>>>
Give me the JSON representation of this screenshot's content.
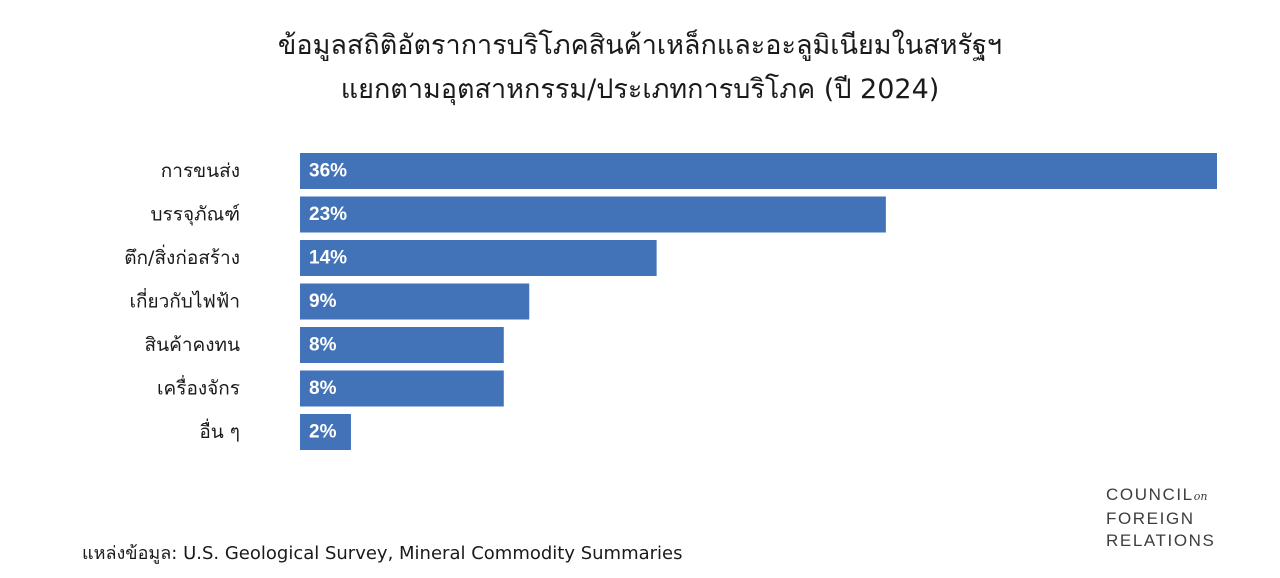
{
  "chart_data": {
    "type": "bar",
    "orientation": "horizontal",
    "title": "ข้อมูลสถิติอัตราการบริโภคสินค้าเหล็กและอะลูมิเนียมในสหรัฐฯ",
    "subtitle": "แยกตามอุตสาหกรรม/ประเภทการบริโภค (ปี 2024)",
    "categories": [
      "การขนส่ง",
      "บรรจุภัณฑ์",
      "ตึก/สิ่งก่อสร้าง",
      "เกี่ยวกับไฟฟ้า",
      "สินค้าคงทน",
      "เครื่องจักร",
      "อื่น ๆ"
    ],
    "values": [
      36,
      23,
      14,
      9,
      8,
      8,
      2
    ],
    "value_labels": [
      "36%",
      "23%",
      "14%",
      "9%",
      "8%",
      "8%",
      "2%"
    ],
    "bar_color": "#4272b7",
    "label_color": "#ffffff",
    "xlim": [
      0,
      36
    ],
    "grid": false,
    "legend": "none"
  },
  "source": "แหล่งข้อมูล:  U.S. Geological Survey, Mineral Commodity Summaries",
  "logo": {
    "line1": "COUNCIL",
    "line1_suffix": "on",
    "line2": "FOREIGN",
    "line3": "RELATIONS"
  }
}
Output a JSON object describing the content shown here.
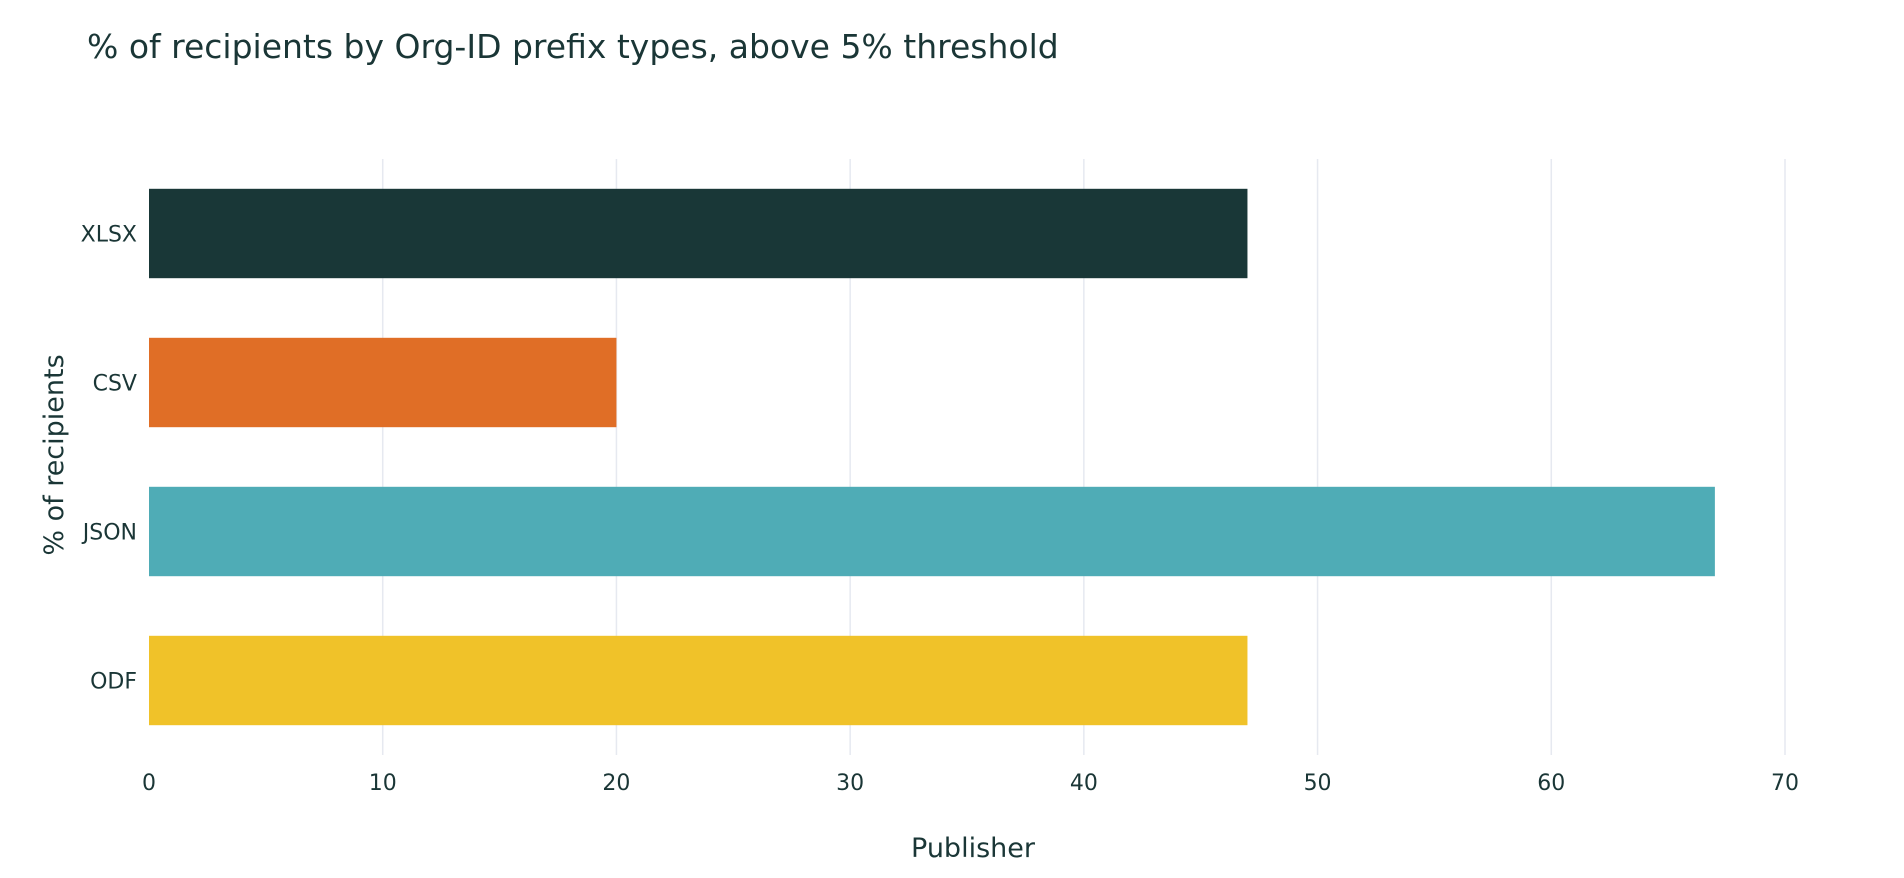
{
  "chart_data": {
    "type": "bar",
    "orientation": "horizontal",
    "title": "% of recipients by Org-ID prefix types, above 5% threshold",
    "xlabel": "Publisher",
    "ylabel": "% of recipients",
    "categories": [
      "XLSX",
      "CSV",
      "JSON",
      "ODF"
    ],
    "values": [
      47,
      20,
      67,
      47
    ],
    "colors": [
      "#193737",
      "#e06e26",
      "#4facb6",
      "#f0c229"
    ],
    "xlim": [
      0,
      70
    ],
    "xticks": [
      0,
      10,
      20,
      30,
      40,
      50,
      60,
      70
    ],
    "grid": "vertical",
    "legend": "none"
  }
}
<<<
* [Task details]
All of the lines above should be printed exactly, minus the pictures.

* [Exercise solution]
Give me the JSON representation of this screenshot's content.
{
  "chart_data": {
    "type": "bar",
    "orientation": "horizontal",
    "title": "ข้อมูลสถิติอัตราการบริโภคสินค้าเหล็กและอะลูมิเนียมในสหรัฐฯ",
    "subtitle": "แยกตามอุตสาหกรรม/ประเภทการบริโภค (ปี 2024)",
    "categories": [
      "การขนส่ง",
      "บรรจุภัณฑ์",
      "ตึก/สิ่งก่อสร้าง",
      "เกี่ยวกับไฟฟ้า",
      "สินค้าคงทน",
      "เครื่องจักร",
      "อื่น ๆ"
    ],
    "values": [
      36,
      23,
      14,
      9,
      8,
      8,
      2
    ],
    "value_labels": [
      "36%",
      "23%",
      "14%",
      "9%",
      "8%",
      "8%",
      "2%"
    ],
    "bar_color": "#4272b7",
    "label_color": "#ffffff",
    "xlim": [
      0,
      36
    ],
    "grid": false,
    "legend": "none"
  },
  "source": "แหล่งข้อมูล:  U.S. Geological Survey, Mineral Commodity Summaries",
  "logo": {
    "line1": "COUNCIL",
    "line1_suffix": "on",
    "line2": "FOREIGN",
    "line3": "RELATIONS"
  }
}
Output a JSON object describing the content shown here.
{
  "chart_data": {
    "type": "bar",
    "orientation": "horizontal",
    "title": "% of recipients by Org-ID prefix types, above 5% threshold",
    "xlabel": "Publisher",
    "ylabel": "% of recipients",
    "categories": [
      "XLSX",
      "CSV",
      "JSON",
      "ODF"
    ],
    "values": [
      47,
      20,
      67,
      47
    ],
    "colors": [
      "#193737",
      "#e06e26",
      "#4facb6",
      "#f0c229"
    ],
    "xlim": [
      0,
      70
    ],
    "xticks": [
      0,
      10,
      20,
      30,
      40,
      50,
      60,
      70
    ],
    "grid": "vertical",
    "legend": "none"
  }
}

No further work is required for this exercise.